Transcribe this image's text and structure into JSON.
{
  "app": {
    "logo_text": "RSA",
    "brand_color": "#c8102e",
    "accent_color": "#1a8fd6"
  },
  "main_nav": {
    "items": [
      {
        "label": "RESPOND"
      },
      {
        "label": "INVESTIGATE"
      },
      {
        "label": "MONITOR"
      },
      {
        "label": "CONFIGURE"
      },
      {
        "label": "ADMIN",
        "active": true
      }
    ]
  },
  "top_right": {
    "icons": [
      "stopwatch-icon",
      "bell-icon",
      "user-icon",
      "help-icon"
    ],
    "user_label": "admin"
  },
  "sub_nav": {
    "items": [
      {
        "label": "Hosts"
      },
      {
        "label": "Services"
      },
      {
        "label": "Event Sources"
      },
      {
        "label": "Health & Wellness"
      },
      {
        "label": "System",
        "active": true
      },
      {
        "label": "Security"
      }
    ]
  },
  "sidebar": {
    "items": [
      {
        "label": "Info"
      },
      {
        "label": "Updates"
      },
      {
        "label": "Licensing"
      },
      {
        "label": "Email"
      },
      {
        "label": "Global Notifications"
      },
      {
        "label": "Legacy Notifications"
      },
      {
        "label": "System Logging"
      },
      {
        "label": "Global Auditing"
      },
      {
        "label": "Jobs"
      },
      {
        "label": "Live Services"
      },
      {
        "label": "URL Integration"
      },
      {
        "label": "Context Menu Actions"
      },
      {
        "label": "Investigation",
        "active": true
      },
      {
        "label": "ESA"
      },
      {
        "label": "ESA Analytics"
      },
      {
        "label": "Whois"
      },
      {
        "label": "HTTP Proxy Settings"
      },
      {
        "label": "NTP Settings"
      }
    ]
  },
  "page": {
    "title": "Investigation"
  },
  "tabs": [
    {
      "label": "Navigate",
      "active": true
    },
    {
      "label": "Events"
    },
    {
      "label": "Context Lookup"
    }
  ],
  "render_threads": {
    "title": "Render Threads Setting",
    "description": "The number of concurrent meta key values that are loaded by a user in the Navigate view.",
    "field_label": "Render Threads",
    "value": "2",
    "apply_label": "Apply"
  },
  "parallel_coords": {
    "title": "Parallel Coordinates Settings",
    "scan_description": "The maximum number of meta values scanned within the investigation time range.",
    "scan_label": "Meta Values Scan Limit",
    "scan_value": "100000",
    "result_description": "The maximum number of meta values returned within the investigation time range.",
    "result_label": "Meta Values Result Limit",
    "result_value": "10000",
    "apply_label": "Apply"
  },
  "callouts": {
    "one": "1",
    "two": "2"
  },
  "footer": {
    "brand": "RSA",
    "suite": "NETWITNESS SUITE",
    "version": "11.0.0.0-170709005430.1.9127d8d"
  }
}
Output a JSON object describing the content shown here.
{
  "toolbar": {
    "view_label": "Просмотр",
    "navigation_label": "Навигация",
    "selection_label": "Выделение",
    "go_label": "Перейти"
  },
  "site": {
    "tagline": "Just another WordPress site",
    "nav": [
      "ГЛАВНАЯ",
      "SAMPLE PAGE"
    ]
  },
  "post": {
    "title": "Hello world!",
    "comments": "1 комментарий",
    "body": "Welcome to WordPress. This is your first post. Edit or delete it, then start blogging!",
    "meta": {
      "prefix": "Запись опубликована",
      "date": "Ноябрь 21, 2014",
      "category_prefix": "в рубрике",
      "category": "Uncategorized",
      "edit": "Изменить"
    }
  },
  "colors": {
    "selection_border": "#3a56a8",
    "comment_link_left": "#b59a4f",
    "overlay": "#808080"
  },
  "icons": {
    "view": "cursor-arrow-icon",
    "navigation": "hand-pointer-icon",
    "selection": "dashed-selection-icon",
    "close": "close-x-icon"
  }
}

_Exercise:_ Within the listing above, copy each line that has the string "Global".

_Answer to the exercise:_
        "label": "Global Notifications"
        "label": "Global Auditing"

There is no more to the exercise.